[Request] Reproduce all entries precisely as they are written.

Lines of data:
···

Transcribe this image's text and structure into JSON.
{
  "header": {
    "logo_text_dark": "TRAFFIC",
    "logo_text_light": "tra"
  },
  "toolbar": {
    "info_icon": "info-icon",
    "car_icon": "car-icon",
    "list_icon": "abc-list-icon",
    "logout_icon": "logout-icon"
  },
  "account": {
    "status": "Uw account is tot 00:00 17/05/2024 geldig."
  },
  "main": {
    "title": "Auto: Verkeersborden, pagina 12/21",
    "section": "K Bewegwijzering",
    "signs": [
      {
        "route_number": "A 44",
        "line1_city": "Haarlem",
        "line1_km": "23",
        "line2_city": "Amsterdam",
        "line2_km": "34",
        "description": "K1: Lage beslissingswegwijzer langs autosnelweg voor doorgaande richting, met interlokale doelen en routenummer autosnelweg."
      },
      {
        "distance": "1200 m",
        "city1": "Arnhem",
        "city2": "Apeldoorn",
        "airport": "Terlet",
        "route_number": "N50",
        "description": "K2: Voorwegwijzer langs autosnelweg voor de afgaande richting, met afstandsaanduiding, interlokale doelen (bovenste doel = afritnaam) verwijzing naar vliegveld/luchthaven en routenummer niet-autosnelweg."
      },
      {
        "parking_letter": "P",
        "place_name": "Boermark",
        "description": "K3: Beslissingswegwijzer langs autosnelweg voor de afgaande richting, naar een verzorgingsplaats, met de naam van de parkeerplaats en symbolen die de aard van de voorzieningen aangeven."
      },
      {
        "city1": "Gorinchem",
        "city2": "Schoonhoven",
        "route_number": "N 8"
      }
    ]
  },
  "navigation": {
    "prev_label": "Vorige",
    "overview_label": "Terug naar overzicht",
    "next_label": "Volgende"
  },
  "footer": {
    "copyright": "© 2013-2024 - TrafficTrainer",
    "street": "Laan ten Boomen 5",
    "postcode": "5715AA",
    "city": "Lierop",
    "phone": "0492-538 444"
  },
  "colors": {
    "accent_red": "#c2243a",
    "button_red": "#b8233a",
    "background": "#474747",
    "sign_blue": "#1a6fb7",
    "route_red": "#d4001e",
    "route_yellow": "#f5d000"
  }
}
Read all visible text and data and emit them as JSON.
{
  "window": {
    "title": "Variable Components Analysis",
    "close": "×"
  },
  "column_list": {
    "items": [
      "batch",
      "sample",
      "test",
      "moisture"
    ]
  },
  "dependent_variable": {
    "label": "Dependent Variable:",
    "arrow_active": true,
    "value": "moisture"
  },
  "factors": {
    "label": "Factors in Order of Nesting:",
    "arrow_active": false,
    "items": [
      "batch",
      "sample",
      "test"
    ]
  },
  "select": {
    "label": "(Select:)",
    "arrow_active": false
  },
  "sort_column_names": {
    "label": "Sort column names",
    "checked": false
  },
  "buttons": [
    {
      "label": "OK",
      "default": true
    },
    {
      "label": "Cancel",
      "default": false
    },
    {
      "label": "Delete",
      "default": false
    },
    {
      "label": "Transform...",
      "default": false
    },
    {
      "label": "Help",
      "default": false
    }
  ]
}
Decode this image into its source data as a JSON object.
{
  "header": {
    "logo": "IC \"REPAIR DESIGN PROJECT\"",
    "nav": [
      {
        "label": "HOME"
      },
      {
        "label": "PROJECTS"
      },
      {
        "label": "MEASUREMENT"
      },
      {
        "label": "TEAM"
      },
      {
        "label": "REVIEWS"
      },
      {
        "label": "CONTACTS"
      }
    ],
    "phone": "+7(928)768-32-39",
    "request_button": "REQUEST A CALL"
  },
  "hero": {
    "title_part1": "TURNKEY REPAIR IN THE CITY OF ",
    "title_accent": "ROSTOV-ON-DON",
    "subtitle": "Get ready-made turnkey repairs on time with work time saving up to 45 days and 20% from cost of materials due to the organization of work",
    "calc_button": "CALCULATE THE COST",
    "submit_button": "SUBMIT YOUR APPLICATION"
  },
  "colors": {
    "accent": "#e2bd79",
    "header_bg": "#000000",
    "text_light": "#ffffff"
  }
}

···

[Answer]
Transcribe this image's text and structure into JSON.
{
  "header": {
    "logo_text_dark": "TRAFFIC",
    "logo_text_light": "tra"
  },
  "toolbar": {
    "info_icon": "info-icon",
    "car_icon": "car-icon",
    "list_icon": "abc-list-icon",
    "logout_icon": "logout-icon"
  },
  "account": {
    "status": "Uw account is tot 00:00 17/05/2024 geldig."
  },
  "main": {
    "title": "Auto: Verkeersborden, pagina 12/21",
    "section": "K Bewegwijzering",
    "signs": [
      {
        "route_number": "A 44",
        "line1_city": "Haarlem",
        "line1_km": "23",
        "line2_city": "Amsterdam",
        "line2_km": "34",
        "description": "K1: Lage beslissingswegwijzer langs autosnelweg voor doorgaande richting, met interlokale doelen en routenummer autosnelweg."
      },
      {
        "distance": "1200 m",
        "city1": "Arnhem",
        "city2": "Apeldoorn",
        "airport": "Terlet",
        "route_number": "N50",
        "description": "K2: Voorwegwijzer langs autosnelweg voor de afgaande richting, met afstandsaanduiding, interlokale doelen (bovenste doel = afritnaam) verwijzing naar vliegveld/luchthaven en routenummer niet-autosnelweg."
      },
      {
        "parking_letter": "P",
        "place_name": "Boermark",
        "description": "K3: Beslissingswegwijzer langs autosnelweg voor de afgaande richting, naar een verzorgingsplaats, met de naam van de parkeerplaats en symbolen die de aard van de voorzieningen aangeven."
      },
      {
        "city1": "Gorinchem",
        "city2": "Schoonhoven",
        "route_number": "N 8"
      }
    ]
  },
  "navigation": {
    "prev_label": "Vorige",
    "overview_label": "Terug naar overzicht",
    "next_label": "Volgende"
  },
  "footer": {
    "copyright": "© 2013-2024 - TrafficTrainer",
    "street": "Laan ten Boomen 5",
    "postcode": "5715AA",
    "city": "Lierop",
    "phone": "0492-538 444"
  },
  "colors": {
    "accent_red": "#c2243a",
    "button_red": "#b8233a",
    "background": "#474747",
    "sign_blue": "#1a6fb7",
    "route_red": "#d4001e",
    "route_yellow": "#f5d000"
  }
}
Read all visible text and data and emit them as JSON.
{
  "window": {
    "title": "Variable Components Analysis",
    "close": "×"
  },
  "column_list": {
    "items": [
      "batch",
      "sample",
      "test",
      "moisture"
    ]
  },
  "dependent_variable": {
    "label": "Dependent Variable:",
    "arrow_active": true,
    "value": "moisture"
  },
  "factors": {
    "label": "Factors in Order of Nesting:",
    "arrow_active": false,
    "items": [
      "batch",
      "sample",
      "test"
    ]
  },
  "select": {
    "label": "(Select:)",
    "arrow_active": false
  },
  "sort_column_names": {
    "label": "Sort column names",
    "checked": false
  },
  "buttons": [
    {
      "label": "OK",
      "default": true
    },
    {
      "label": "Cancel",
      "default": false
    },
    {
      "label": "Delete",
      "default": false
    },
    {
      "label": "Transform...",
      "default": false
    },
    {
      "label": "Help",
      "default": false
    }
  ]
}
Decode this image into its source data as a JSON object.
{
  "header": {
    "logo": "IC \"REPAIR DESIGN PROJECT\"",
    "nav": [
      {
        "label": "HOME"
      },
      {
        "label": "PROJECTS"
      },
      {
        "label": "MEASUREMENT"
      },
      {
        "label": "TEAM"
      },
      {
        "label": "REVIEWS"
      },
      {
        "label": "CONTACTS"
      }
    ],
    "phone": "+7(928)768-32-39",
    "request_button": "REQUEST A CALL"
  },
  "hero": {
    "title_part1": "TURNKEY REPAIR IN THE CITY OF ",
    "title_accent": "ROSTOV-ON-DON",
    "subtitle": "Get ready-made turnkey repairs on time with work time saving up to 45 days and 20% from cost of materials due to the organization of work",
    "calc_button": "CALCULATE THE COST",
    "submit_button": "SUBMIT YOUR APPLICATION"
  },
  "colors": {
    "accent": "#e2bd79",
    "header_bg": "#000000",
    "text_light": "#ffffff"
  }
}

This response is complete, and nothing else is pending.